> _INSTRUCTIONS FOR THE TASK_
Repeat the records below exactly, leaving out every picture.

> _INPUT DATA_
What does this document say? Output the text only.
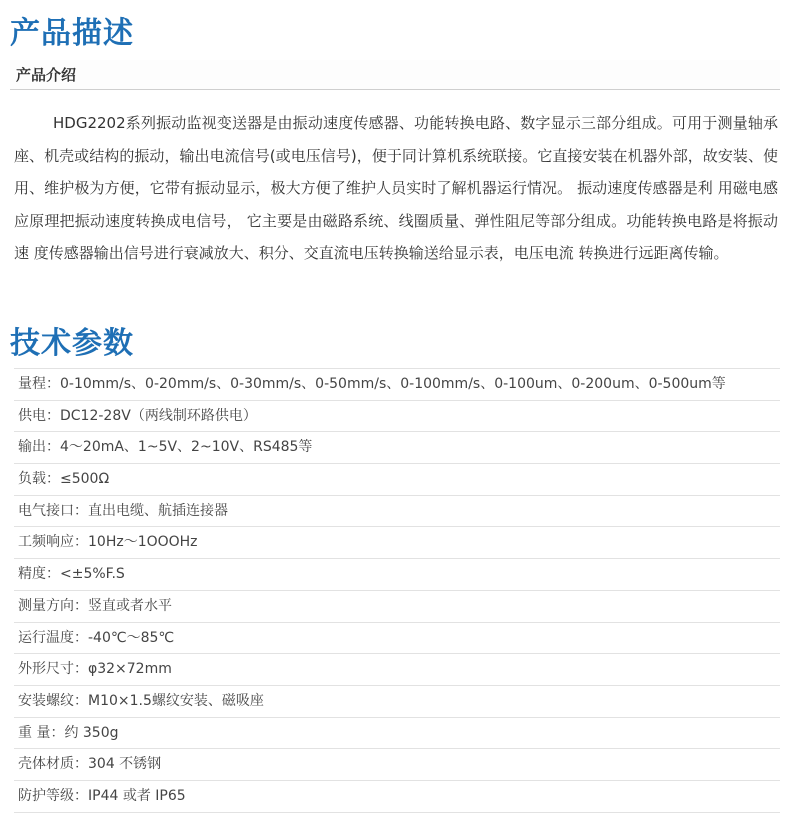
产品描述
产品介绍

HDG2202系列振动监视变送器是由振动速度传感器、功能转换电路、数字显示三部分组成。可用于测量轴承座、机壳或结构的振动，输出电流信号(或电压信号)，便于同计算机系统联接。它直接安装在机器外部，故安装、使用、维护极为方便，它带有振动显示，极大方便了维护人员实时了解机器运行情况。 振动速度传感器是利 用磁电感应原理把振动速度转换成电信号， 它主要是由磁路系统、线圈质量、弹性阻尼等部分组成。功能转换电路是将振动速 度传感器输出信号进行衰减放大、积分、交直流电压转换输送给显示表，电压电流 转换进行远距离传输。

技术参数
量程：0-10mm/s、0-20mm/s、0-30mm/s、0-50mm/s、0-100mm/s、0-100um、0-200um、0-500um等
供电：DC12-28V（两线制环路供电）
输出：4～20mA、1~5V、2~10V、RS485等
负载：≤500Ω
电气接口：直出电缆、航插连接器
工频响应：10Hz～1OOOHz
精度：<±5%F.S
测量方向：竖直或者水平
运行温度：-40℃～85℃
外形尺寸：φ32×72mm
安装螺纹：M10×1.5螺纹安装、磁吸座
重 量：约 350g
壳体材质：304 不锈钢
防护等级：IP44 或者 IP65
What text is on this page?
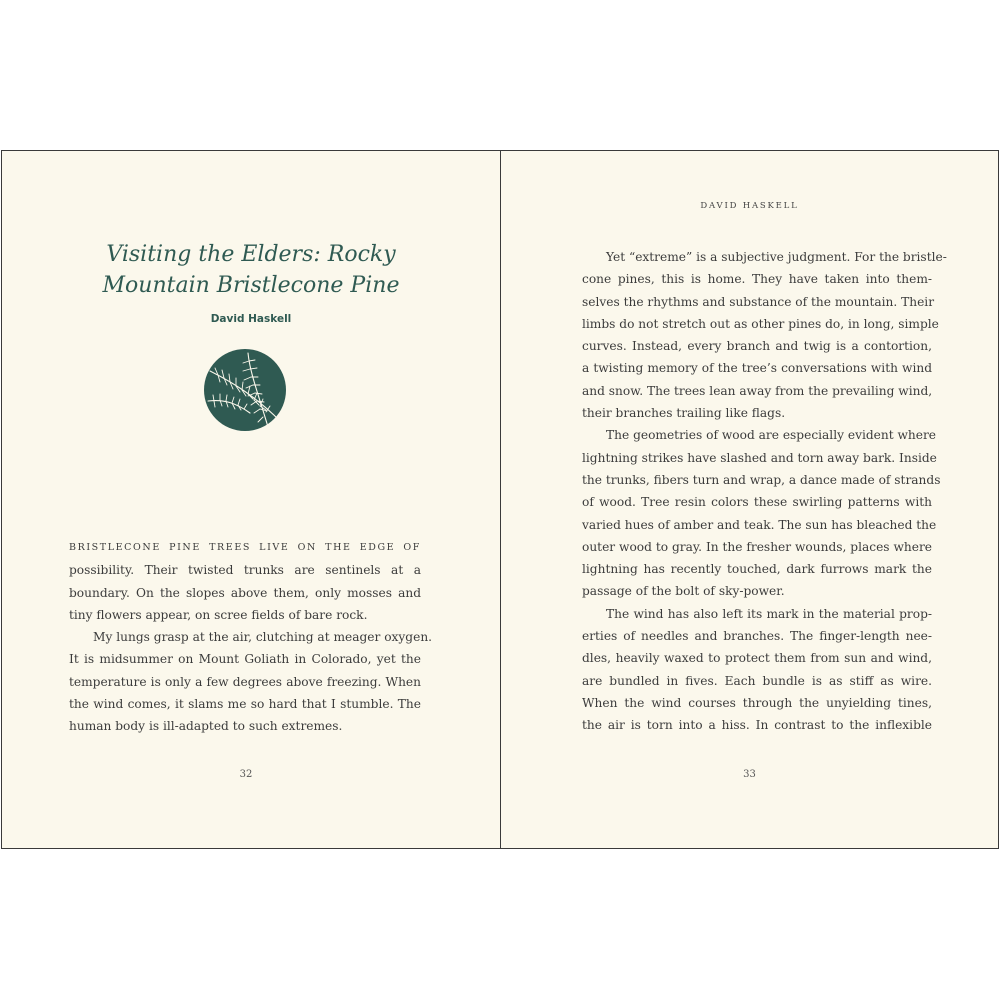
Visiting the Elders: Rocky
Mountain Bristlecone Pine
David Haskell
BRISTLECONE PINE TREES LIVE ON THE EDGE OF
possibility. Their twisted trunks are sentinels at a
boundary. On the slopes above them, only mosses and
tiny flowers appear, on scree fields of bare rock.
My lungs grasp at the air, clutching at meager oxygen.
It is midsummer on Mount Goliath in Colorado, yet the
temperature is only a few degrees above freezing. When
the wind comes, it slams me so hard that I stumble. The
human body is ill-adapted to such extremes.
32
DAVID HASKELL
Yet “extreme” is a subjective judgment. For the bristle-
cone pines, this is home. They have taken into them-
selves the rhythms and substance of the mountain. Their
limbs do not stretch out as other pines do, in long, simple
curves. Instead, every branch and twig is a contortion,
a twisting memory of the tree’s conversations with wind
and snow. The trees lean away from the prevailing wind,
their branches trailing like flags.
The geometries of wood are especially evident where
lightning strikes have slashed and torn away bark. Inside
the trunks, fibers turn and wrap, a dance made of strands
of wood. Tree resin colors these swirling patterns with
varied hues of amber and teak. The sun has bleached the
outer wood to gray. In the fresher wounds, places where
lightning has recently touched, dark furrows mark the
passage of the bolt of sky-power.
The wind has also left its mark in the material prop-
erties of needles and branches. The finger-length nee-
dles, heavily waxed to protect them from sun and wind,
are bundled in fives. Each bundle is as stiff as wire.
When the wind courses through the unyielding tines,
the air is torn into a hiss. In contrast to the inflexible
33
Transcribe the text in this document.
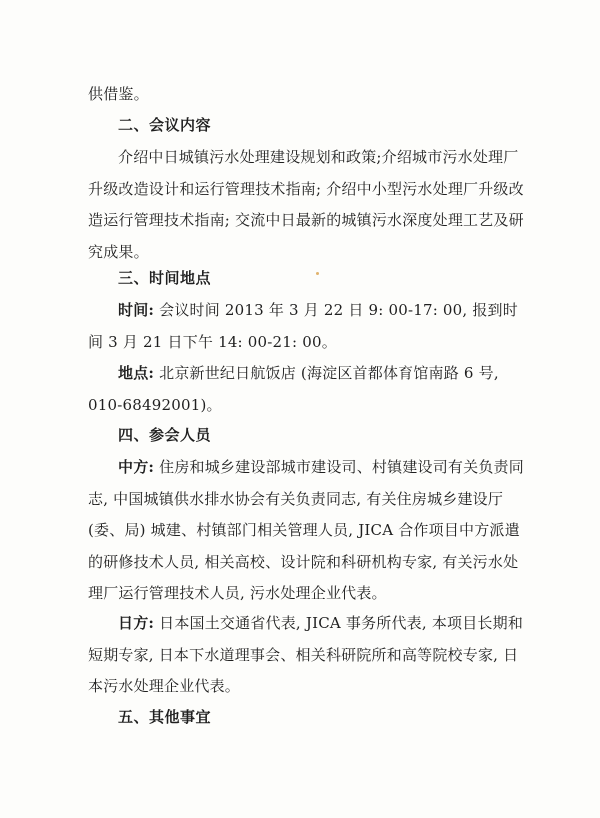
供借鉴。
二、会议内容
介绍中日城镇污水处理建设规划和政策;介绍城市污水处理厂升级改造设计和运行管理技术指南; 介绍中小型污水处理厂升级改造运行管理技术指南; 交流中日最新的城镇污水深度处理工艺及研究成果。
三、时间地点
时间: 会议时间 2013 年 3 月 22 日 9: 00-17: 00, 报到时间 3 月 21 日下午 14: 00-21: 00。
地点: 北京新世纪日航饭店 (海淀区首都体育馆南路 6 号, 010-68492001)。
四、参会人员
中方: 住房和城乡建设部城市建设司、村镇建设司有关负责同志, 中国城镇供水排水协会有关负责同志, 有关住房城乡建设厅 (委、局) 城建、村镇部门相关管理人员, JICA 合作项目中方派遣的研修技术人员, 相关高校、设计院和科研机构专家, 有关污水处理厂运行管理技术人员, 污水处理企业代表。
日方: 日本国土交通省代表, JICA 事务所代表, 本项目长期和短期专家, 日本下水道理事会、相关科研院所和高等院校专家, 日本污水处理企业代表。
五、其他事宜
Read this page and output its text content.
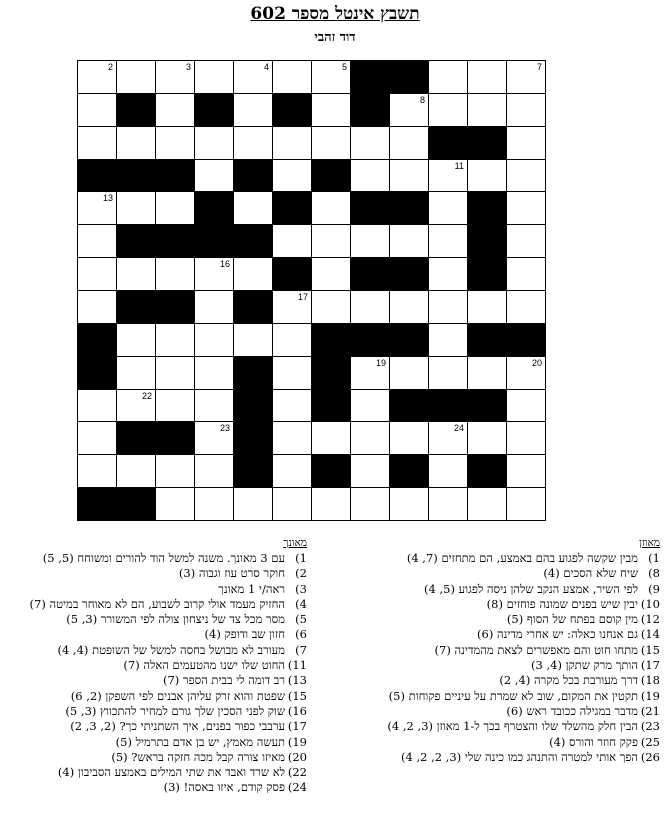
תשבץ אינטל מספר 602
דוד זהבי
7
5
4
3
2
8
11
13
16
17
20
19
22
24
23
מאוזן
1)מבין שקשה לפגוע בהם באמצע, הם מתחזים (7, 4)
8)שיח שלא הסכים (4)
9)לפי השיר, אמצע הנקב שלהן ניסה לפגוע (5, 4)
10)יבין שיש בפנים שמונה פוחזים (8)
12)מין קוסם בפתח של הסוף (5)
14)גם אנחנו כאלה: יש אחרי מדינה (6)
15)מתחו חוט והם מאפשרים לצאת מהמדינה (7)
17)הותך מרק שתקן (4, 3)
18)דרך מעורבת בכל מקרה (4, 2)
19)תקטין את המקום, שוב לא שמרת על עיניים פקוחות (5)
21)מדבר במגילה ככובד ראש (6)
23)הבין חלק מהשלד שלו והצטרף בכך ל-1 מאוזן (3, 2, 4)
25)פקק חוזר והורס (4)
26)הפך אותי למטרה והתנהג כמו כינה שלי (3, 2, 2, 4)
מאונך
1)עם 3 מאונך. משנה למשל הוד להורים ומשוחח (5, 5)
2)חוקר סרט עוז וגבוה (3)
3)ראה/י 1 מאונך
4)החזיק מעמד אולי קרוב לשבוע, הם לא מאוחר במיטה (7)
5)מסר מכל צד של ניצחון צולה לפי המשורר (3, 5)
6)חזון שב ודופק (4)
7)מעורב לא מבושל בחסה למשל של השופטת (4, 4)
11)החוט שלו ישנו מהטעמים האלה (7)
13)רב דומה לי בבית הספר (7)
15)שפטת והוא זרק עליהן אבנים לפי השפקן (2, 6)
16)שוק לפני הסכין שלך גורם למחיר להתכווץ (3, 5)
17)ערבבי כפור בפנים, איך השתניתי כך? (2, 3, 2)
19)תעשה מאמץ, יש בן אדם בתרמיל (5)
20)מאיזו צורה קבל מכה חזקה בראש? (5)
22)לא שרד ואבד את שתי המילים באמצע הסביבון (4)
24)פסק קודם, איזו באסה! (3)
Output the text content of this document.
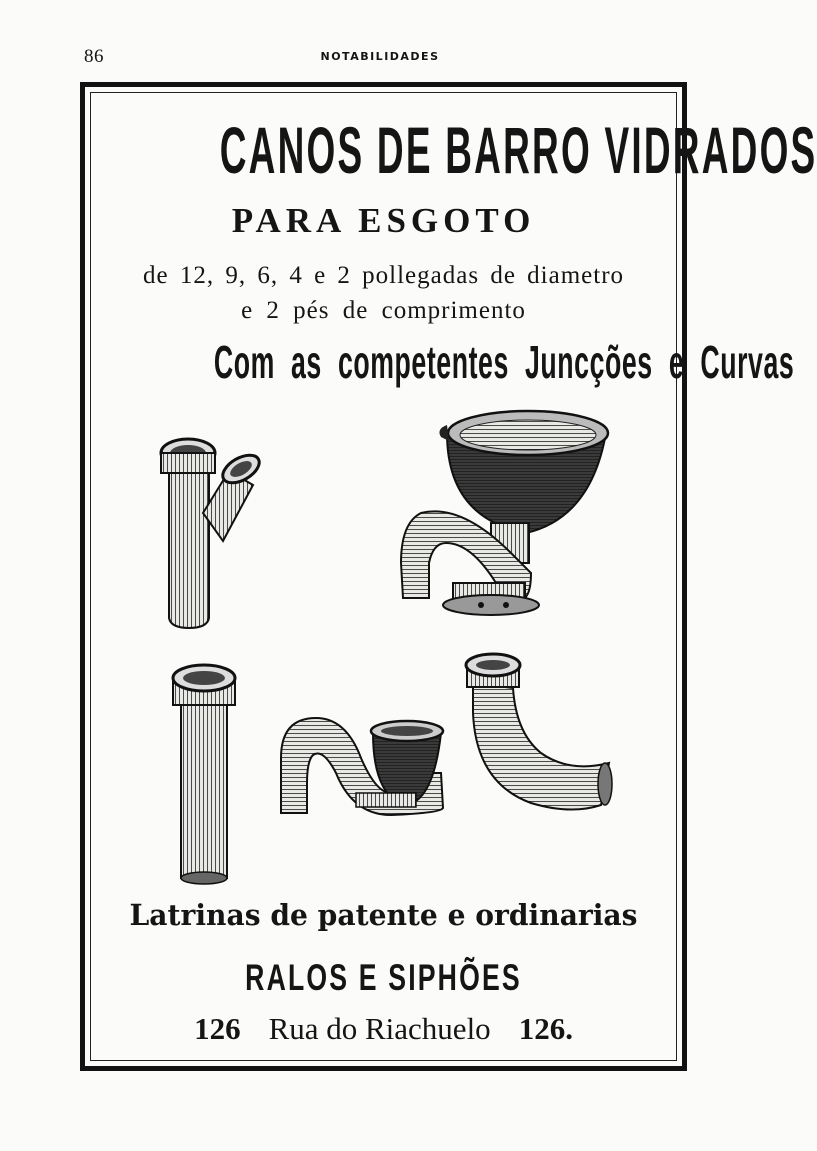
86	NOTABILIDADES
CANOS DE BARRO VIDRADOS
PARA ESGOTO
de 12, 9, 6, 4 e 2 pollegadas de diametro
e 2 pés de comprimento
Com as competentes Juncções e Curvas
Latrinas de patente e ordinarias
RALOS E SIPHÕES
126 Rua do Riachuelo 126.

> _ANSWER TO THIS EXERCISE_
What does this document say? Output the text only.
产品描述
产品介绍

HDG2202系列振动监视变送器是由振动速度传感器、功能转换电路、数字显示三部分组成。可用于测量轴承座、机壳或结构的振动，输出电流信号(或电压信号)，便于同计算机系统联接。它直接安装在机器外部，故安装、使用、维护极为方便，它带有振动显示，极大方便了维护人员实时了解机器运行情况。 振动速度传感器是利 用磁电感应原理把振动速度转换成电信号， 它主要是由磁路系统、线圈质量、弹性阻尼等部分组成。功能转换电路是将振动速 度传感器输出信号进行衰减放大、积分、交直流电压转换输送给显示表，电压电流 转换进行远距离传输。

技术参数
量程：0-10mm/s、0-20mm/s、0-30mm/s、0-50mm/s、0-100mm/s、0-100um、0-200um、0-500um等
供电：DC12-28V（两线制环路供电）
输出：4～20mA、1~5V、2~10V、RS485等
负载：≤500Ω
电气接口：直出电缆、航插连接器
工频响应：10Hz～1OOOHz
精度：<±5%F.S
测量方向：竖直或者水平
运行温度：-40℃～85℃
外形尺寸：φ32×72mm
安装螺纹：M10×1.5螺纹安装、磁吸座
重 量：约 350g
壳体材质：304 不锈钢
防护等级：IP44 或者 IP65
What text is on this page?
Visiting the Elders: Rocky
Mountain Bristlecone Pine
David Haskell
BRISTLECONE PINE TREES LIVE ON THE EDGE OF
possibility. Their twisted trunks are sentinels at a
boundary. On the slopes above them, only mosses and
tiny flowers appear, on scree fields of bare rock.
My lungs grasp at the air, clutching at meager oxygen.
It is midsummer on Mount Goliath in Colorado, yet the
temperature is only a few degrees above freezing. When
the wind comes, it slams me so hard that I stumble. The
human body is ill-adapted to such extremes.
32
DAVID HASKELL
Yet “extreme” is a subjective judgment. For the bristle-
cone pines, this is home. They have taken into them-
selves the rhythms and substance of the mountain. Their
limbs do not stretch out as other pines do, in long, simple
curves. Instead, every branch and twig is a contortion,
a twisting memory of the tree’s conversations with wind
and snow. The trees lean away from the prevailing wind,
their branches trailing like flags.
The geometries of wood are especially evident where
lightning strikes have slashed and torn away bark. Inside
the trunks, fibers turn and wrap, a dance made of strands
of wood. Tree resin colors these swirling patterns with
varied hues of amber and teak. The sun has bleached the
outer wood to gray. In the fresher wounds, places where
lightning has recently touched, dark furrows mark the
passage of the bolt of sky-power.
The wind has also left its mark in the material prop-
erties of needles and branches. The finger-length nee-
dles, heavily waxed to protect them from sun and wind,
are bundled in fives. Each bundle is as stiff as wire.
When the wind courses through the unyielding tines,
the air is torn into a hiss. In contrast to the inflexible
33
Transcribe the text in this document.
供借鉴。
二、会议内容
介绍中日城镇污水处理建设规划和政策;介绍城市污水处理厂升级改造设计和运行管理技术指南; 介绍中小型污水处理厂升级改造运行管理技术指南; 交流中日最新的城镇污水深度处理工艺及研究成果。
三、时间地点
时间: 会议时间 2013 年 3 月 22 日 9: 00-17: 00, 报到时间 3 月 21 日下午 14: 00-21: 00。
地点: 北京新世纪日航饭店 (海淀区首都体育馆南路 6 号, 010-68492001)。
四、参会人员
中方: 住房和城乡建设部城市建设司、村镇建设司有关负责同志, 中国城镇供水排水协会有关负责同志, 有关住房城乡建设厅 (委、局) 城建、村镇部门相关管理人员, JICA 合作项目中方派遣的研修技术人员, 相关高校、设计院和科研机构专家, 有关污水处理厂运行管理技术人员, 污水处理企业代表。
日方: 日本国土交通省代表, JICA 事务所代表, 本项目长期和短期专家, 日本下水道理事会、相关科研院所和高等院校专家, 日本污水处理企业代表。
五、其他事宜
Read this page and output its text content.
תשבץ אינטל מספר 602
דוד זהבי
7
5
4
3
2
8
11
13
16
17
20
19
22
24
23
מאוזן
1)מבין שקשה לפגוע בהם באמצע, הם מתחזים (7, 4)
8)שיח שלא הסכים (4)
9)לפי השיר, אמצע הנקב שלהן ניסה לפגוע (5, 4)
10)יבין שיש בפנים שמונה פוחזים (8)
12)מין קוסם בפתח של הסוף (5)
14)גם אנחנו כאלה: יש אחרי מדינה (6)
15)מתחו חוט והם מאפשרים לצאת מהמדינה (7)
17)הותך מרק שתקן (4, 3)
18)דרך מעורבת בכל מקרה (4, 2)
19)תקטין את המקום, שוב לא שמרת על עיניים פקוחות (5)
21)מדבר במגילה ככובד ראש (6)
23)הבין חלק מהשלד שלו והצטרף בכך ל-1 מאוזן (3, 2, 4)
25)פקק חוזר והורס (4)
26)הפך אותי למטרה והתנהג כמו כינה שלי (3, 2, 2, 4)
מאונך
1)עם 3 מאונך. משנה למשל הוד להורים ומשוחח (5, 5)
2)חוקר סרט עוז וגבוה (3)
3)ראה/י 1 מאונך
4)החזיק מעמד אולי קרוב לשבוע, הם לא מאוחר במיטה (7)
5)מסר מכל צד של ניצחון צולה לפי המשורר (3, 5)
6)חזון שב ודופק (4)
7)מעורב לא מבושל בחסה למשל של השופטת (4, 4)
11)החוט שלו ישנו מהטעמים האלה (7)
13)רב דומה לי בבית הספר (7)
15)שפטת והוא זרק עליהן אבנים לפי השפקן (2, 6)
16)שוק לפני הסכין שלך גורם למחיר להתכווץ (3, 5)
17)ערבבי כפור בפנים, איך השתניתי כך? (2, 3, 2)
19)תעשה מאמץ, יש בן אדם בתרמיל (5)
20)מאיזו צורה קבל מכה חזקה בראש? (5)
22)לא שרד ואבד את שתי המילים באמצע הסביבון (4)
24)פסק קודם, איזו באסה! (3)
Output the text content of this document.
86	NOTABILIDADES
CANOS DE BARRO VIDRADOS
PARA ESGOTO
de 12, 9, 6, 4 e 2 pollegadas de diametro
e 2 pés de comprimento
Com as competentes Juncções e Curvas
Latrinas de patente e ordinarias
RALOS E SIPHÕES
126 Rua do Riachuelo 126.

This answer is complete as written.